SUPPLIED DATA ->

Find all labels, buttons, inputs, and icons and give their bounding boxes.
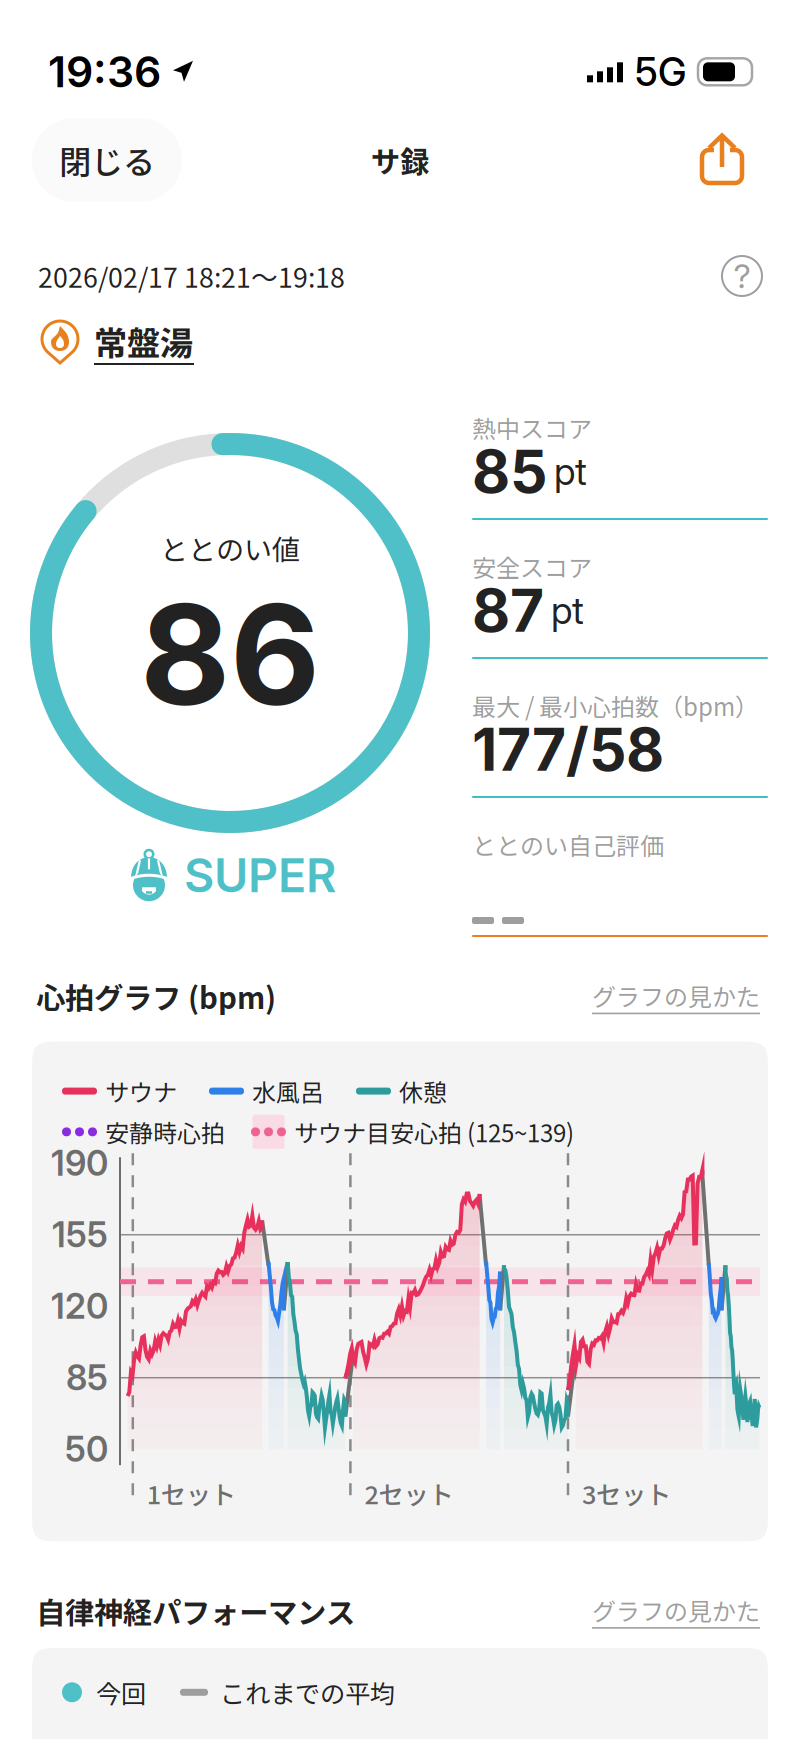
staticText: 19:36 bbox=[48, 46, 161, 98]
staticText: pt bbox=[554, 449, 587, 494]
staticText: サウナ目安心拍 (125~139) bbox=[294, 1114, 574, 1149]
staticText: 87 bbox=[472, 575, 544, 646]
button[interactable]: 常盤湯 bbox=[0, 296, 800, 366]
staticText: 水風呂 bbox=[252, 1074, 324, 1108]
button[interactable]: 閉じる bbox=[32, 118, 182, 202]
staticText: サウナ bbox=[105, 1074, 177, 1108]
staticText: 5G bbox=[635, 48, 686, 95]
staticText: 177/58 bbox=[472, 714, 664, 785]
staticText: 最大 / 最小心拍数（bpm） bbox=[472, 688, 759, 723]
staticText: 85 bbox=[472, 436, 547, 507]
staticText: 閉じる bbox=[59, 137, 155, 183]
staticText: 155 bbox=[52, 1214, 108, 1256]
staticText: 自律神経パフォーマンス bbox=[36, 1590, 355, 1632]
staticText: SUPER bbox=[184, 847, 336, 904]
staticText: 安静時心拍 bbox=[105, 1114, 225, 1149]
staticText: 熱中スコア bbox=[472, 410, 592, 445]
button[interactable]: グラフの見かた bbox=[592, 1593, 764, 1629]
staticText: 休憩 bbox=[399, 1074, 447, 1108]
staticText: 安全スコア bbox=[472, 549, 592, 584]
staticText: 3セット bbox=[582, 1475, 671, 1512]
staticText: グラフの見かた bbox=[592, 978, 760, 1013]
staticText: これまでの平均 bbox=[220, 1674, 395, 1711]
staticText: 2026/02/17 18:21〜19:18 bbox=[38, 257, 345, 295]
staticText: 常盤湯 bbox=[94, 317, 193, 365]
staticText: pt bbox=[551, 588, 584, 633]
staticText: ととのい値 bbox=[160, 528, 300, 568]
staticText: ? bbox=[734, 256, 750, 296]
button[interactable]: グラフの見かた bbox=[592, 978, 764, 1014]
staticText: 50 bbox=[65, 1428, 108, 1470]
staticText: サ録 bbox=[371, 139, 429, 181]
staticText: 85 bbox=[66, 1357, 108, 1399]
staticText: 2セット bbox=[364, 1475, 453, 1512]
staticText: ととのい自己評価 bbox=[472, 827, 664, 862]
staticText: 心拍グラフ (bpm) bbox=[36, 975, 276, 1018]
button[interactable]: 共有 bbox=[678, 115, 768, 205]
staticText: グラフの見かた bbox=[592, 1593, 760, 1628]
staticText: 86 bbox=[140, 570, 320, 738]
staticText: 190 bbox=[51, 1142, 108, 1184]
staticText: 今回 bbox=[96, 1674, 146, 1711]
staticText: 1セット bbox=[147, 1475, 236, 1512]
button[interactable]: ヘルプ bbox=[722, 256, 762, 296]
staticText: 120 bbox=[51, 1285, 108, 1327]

...

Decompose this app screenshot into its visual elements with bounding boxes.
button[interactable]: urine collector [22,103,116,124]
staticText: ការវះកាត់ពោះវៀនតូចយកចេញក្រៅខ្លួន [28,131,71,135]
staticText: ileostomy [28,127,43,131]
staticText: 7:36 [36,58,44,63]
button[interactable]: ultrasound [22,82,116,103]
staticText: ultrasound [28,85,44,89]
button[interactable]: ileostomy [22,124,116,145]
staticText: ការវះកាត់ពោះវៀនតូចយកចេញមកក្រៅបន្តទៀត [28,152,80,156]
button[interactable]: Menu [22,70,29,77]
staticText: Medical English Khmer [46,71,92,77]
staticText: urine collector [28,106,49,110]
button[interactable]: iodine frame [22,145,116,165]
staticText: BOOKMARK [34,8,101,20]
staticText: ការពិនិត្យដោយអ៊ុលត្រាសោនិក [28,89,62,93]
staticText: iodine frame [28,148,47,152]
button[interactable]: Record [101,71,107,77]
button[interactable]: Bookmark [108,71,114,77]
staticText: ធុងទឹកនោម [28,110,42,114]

* * *

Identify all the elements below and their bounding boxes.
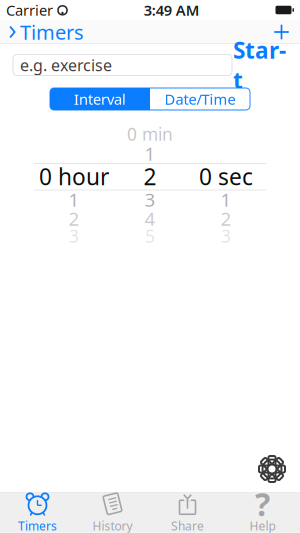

TASK REQUIREMENTS ->
Copy the material above word for word, from the line containing "Find all labels, buttons, inputs, and" through the line containing "staticText: 120 bbox=[51, 1285, 108, 1327]", with both of those lines included. Leave the pictures out of your copy.

RIGHT ANSWER ->
Find all labels, buttons, inputs, and icons and give their bounding boxes.
staticText: 19:36 bbox=[48, 46, 161, 98]
staticText: pt bbox=[554, 449, 587, 494]
staticText: サウナ目安心拍 (125~139) bbox=[294, 1114, 574, 1149]
staticText: 87 bbox=[472, 575, 544, 646]
button[interactable]: 常盤湯 bbox=[0, 296, 800, 366]
staticText: 水風呂 bbox=[252, 1074, 324, 1108]
button[interactable]: 閉じる bbox=[32, 118, 182, 202]
staticText: サウナ bbox=[105, 1074, 177, 1108]
staticText: 5G bbox=[635, 48, 686, 95]
staticText: 177/58 bbox=[472, 714, 664, 785]
staticText: 最大 / 最小心拍数（bpm） bbox=[472, 688, 759, 723]
staticText: 85 bbox=[472, 436, 547, 507]
staticText: 閉じる bbox=[59, 137, 155, 183]
staticText: 155 bbox=[52, 1214, 108, 1256]
staticText: 自律神経パフォーマンス bbox=[36, 1590, 355, 1632]
staticText: SUPER bbox=[184, 847, 336, 904]
staticText: 安静時心拍 bbox=[105, 1114, 225, 1149]
staticText: 熱中スコア bbox=[472, 410, 592, 445]
button[interactable]: グラフの見かた bbox=[592, 1593, 764, 1629]
staticText: 休憩 bbox=[399, 1074, 447, 1108]
staticText: 安全スコア bbox=[472, 549, 592, 584]
staticText: 3セット bbox=[582, 1475, 671, 1512]
staticText: グラフの見かた bbox=[592, 978, 760, 1013]
staticText: これまでの平均 bbox=[220, 1674, 395, 1711]
staticText: 2026/02/17 18:21〜19:18 bbox=[38, 257, 345, 295]
staticText: 常盤湯 bbox=[94, 317, 193, 365]
staticText: pt bbox=[551, 588, 584, 633]
staticText: ととのい値 bbox=[160, 528, 300, 568]
staticText: ? bbox=[734, 256, 750, 296]
button[interactable]: グラフの見かた bbox=[592, 978, 764, 1014]
staticText: 50 bbox=[65, 1428, 108, 1470]
staticText: サ録 bbox=[371, 139, 429, 181]
staticText: 85 bbox=[66, 1357, 108, 1399]
staticText: 2セット bbox=[364, 1475, 453, 1512]
staticText: ととのい自己評価 bbox=[472, 827, 664, 862]
staticText: 心拍グラフ (bpm) bbox=[36, 975, 276, 1018]
button[interactable]: 共有 bbox=[678, 115, 768, 205]
staticText: グラフの見かた bbox=[592, 1593, 760, 1628]
staticText: 86 bbox=[140, 570, 320, 738]
staticText: 190 bbox=[51, 1142, 108, 1184]
staticText: 今回 bbox=[96, 1674, 146, 1711]
staticText: 1セット bbox=[147, 1475, 236, 1512]
button[interactable]: ヘルプ bbox=[722, 256, 762, 296]
staticText: 120 bbox=[51, 1285, 108, 1327]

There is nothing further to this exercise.